**Text**
Studio album by Romano Musumarra and Claudio Gizzi
- Released: January 1978
- Recorded: November 1977 – December 1977
- Genre: Electronic, Disco
- Length: 33:52
- Label: Harvest Records
- Producer: EMI Italy

= Automat (Romano Musumarra and Claudio Gizzi album) =

Automat is an album of instrumental electronic music composed by the Italian musicians Romano Musumarra and Claudio Gizzi. It was produced in 1977 and released in 1978 by EMI Italy, through its Harvest label.

All the sounds in this album were generated by the MCS70, a monophonic analog synthesizer designed, built and programmed by the Italian engineer Mario Maggi.

Automat was Musumarra's initiative – after learning about the new instrument, he proposed to EMI Italy that he produce an album of electronic instrumental music. Although at the time such a project was considered risky, the answer was positive. EMI suggested, however, that Claudio Gizzi, a more experienced composer that already worked with them, also participate in the project.

**Problem statement**
Copy the Automat album text word for word, in full.

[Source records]
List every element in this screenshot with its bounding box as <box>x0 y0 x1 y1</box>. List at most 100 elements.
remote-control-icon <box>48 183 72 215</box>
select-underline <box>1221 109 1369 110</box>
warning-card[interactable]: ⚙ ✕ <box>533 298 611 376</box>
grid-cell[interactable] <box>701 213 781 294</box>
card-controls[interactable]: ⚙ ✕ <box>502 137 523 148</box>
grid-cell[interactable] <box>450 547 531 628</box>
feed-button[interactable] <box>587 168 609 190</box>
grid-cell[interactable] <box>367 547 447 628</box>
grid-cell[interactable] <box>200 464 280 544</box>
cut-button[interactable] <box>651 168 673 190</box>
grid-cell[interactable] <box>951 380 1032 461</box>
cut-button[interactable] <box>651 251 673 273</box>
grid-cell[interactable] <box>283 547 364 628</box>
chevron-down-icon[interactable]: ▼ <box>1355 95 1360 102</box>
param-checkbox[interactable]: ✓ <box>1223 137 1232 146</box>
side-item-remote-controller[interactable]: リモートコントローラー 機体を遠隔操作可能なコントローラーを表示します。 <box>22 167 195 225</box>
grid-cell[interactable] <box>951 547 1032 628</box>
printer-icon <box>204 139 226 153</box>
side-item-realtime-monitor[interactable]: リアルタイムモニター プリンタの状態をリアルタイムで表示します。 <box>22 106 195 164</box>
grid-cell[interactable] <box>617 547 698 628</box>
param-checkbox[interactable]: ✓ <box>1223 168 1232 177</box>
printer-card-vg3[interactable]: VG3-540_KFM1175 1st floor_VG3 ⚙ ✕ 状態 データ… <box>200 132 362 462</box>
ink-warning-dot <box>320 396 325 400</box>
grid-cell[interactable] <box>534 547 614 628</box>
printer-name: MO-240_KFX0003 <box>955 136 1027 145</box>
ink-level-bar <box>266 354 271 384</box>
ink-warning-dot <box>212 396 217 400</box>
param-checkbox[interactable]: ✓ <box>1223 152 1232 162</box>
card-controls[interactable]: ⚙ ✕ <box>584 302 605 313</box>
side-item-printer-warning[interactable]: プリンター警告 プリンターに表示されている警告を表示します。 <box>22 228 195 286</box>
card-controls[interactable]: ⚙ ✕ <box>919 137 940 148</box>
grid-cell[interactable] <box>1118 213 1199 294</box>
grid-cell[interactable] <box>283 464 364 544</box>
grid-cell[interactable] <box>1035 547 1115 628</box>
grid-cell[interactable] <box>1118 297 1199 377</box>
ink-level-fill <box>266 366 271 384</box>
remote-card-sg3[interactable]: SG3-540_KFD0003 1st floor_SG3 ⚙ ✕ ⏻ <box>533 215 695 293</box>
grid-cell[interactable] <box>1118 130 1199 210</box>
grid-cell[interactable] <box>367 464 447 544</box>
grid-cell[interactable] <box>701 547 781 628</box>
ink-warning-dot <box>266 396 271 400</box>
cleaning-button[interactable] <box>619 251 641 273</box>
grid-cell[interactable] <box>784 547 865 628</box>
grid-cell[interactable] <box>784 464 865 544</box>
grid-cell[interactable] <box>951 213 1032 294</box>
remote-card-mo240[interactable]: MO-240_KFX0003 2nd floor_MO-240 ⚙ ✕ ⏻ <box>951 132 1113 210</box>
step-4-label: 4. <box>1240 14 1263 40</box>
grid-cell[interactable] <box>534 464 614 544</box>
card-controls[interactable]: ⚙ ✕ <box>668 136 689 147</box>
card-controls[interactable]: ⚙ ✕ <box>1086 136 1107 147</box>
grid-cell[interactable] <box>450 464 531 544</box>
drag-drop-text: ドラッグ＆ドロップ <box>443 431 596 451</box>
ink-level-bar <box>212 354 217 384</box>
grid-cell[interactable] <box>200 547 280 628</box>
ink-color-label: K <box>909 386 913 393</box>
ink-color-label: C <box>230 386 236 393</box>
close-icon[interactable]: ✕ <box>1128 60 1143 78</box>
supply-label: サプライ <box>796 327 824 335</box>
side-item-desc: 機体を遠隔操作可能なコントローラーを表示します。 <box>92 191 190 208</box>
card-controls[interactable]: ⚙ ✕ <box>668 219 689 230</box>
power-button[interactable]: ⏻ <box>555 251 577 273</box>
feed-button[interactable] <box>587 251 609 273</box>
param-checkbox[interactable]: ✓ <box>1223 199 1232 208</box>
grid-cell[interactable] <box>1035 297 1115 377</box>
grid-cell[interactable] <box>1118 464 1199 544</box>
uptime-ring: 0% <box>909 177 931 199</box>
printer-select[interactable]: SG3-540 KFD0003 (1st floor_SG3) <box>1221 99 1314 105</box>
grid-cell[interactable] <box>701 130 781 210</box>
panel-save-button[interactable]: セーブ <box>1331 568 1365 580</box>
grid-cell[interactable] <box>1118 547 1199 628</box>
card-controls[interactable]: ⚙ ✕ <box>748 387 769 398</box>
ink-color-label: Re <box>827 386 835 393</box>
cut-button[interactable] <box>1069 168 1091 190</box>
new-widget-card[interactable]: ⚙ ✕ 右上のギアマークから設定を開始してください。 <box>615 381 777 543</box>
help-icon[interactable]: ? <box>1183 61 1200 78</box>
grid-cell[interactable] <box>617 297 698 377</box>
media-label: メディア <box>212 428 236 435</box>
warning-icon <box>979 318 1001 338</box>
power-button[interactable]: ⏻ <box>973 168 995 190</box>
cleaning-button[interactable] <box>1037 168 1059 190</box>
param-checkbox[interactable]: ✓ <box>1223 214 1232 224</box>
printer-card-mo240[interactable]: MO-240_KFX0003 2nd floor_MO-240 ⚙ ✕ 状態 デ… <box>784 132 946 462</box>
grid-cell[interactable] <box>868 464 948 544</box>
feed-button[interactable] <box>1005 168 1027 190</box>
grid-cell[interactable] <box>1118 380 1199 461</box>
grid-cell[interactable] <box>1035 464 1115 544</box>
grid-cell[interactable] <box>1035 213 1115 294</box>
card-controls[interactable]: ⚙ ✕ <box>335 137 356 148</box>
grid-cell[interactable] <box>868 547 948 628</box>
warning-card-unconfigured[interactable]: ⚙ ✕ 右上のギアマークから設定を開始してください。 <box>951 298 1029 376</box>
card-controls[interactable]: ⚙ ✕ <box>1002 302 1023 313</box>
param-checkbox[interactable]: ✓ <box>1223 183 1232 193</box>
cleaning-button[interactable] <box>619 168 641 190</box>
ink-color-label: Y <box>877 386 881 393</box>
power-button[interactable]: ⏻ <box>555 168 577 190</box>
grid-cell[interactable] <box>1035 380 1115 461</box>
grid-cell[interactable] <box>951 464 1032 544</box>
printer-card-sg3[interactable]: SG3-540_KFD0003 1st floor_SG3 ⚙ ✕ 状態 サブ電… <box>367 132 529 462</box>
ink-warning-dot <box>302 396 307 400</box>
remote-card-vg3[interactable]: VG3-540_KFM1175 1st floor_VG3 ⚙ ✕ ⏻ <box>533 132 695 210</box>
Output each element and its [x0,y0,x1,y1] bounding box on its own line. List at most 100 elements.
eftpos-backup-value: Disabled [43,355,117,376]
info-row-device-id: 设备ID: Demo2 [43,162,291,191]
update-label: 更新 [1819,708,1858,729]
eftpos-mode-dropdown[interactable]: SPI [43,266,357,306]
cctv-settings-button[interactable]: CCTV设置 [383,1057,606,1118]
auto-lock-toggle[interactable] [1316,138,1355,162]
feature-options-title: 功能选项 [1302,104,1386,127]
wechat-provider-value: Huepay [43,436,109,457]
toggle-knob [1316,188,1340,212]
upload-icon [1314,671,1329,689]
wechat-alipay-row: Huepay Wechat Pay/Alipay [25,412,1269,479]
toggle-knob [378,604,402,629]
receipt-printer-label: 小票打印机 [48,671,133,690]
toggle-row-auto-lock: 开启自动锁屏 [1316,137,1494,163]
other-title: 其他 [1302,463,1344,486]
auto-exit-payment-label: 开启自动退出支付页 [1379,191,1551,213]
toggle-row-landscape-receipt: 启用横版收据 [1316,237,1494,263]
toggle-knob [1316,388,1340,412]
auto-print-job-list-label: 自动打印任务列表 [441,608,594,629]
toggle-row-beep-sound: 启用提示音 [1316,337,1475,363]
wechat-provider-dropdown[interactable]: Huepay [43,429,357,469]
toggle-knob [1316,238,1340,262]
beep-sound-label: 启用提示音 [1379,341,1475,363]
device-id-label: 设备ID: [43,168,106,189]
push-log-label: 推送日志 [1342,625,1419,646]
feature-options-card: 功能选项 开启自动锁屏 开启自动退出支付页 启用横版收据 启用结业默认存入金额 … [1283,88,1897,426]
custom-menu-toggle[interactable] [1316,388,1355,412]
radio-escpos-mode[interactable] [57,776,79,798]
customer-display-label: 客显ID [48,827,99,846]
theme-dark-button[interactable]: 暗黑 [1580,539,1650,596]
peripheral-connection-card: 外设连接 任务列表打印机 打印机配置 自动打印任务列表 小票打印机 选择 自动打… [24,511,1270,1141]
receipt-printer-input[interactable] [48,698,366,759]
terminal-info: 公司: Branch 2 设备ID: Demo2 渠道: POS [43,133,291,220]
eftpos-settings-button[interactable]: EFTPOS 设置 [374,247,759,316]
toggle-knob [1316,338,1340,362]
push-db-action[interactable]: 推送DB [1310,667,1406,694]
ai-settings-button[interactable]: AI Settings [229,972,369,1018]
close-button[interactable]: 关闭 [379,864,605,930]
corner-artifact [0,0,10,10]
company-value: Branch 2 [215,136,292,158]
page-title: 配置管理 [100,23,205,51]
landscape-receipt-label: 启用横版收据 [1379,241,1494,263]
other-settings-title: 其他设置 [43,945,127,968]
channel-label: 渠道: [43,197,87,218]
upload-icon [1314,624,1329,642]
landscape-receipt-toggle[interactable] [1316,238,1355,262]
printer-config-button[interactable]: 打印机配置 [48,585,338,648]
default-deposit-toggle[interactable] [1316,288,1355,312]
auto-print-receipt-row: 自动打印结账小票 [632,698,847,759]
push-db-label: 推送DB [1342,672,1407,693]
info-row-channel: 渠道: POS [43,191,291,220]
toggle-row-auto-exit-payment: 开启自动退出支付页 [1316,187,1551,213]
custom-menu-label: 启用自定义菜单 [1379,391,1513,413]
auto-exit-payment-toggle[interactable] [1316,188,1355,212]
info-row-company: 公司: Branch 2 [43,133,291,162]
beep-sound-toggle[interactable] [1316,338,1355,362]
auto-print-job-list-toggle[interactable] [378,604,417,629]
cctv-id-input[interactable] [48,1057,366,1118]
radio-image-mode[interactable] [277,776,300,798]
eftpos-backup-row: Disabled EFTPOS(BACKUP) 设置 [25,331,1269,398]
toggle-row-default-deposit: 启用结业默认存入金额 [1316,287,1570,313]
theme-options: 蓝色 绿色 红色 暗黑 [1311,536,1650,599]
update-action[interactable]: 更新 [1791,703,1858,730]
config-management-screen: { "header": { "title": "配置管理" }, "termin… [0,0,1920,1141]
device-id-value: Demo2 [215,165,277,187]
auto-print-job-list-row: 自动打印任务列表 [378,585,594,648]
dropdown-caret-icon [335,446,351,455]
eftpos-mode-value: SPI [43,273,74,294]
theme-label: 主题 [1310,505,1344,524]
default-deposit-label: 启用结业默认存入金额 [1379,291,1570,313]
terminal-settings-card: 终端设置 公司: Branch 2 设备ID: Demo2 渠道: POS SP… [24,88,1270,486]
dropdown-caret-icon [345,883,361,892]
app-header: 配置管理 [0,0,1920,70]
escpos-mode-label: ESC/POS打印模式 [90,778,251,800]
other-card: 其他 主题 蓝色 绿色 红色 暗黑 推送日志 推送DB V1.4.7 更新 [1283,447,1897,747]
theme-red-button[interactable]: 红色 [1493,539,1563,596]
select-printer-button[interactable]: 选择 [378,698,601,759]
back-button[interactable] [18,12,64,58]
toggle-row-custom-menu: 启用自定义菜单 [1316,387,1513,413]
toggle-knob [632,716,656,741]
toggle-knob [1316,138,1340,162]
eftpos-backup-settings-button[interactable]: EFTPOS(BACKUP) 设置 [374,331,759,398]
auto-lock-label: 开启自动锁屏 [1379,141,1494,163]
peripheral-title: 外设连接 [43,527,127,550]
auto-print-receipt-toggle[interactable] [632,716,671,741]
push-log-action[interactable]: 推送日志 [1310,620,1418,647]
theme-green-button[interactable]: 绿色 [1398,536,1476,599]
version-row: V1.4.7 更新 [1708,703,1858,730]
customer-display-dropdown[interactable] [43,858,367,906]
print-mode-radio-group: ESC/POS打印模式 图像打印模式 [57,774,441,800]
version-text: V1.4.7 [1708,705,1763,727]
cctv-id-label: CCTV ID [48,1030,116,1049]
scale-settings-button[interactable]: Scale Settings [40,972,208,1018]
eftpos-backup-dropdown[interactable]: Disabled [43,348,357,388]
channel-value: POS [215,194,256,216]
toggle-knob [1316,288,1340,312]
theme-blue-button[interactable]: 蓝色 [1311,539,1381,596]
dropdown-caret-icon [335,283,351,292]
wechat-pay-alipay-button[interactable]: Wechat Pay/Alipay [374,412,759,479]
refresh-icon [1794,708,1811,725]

**Solution**
Studio album by Romano Musumarra and Claudio Gizzi
- Released: January 1978
- Recorded: November 1977 – December 1977
- Genre: Electronic, Disco
- Length: 33:52
- Label: Harvest Records
- Producer: EMI Italy

= Automat (Romano Musumarra and Claudio Gizzi album) =

Automat is an album of instrumental electronic music composed by the Italian musicians Romano Musumarra and Claudio Gizzi. It was produced in 1977 and released in 1978 by EMI Italy, through its Harvest label.

All the sounds in this album were generated by the MCS70, a monophonic analog synthesizer designed, built and programmed by the Italian engineer Mario Maggi.

Automat was Musumarra's initiative – after learning about the new instrument, he proposed to EMI Italy that he produce an album of electronic instrumental music. Although at the time such a project was considered risky, the answer was positive. EMI suggested, however, that Claudio Gizzi, a more experienced composer that already worked with them, also participate in the project.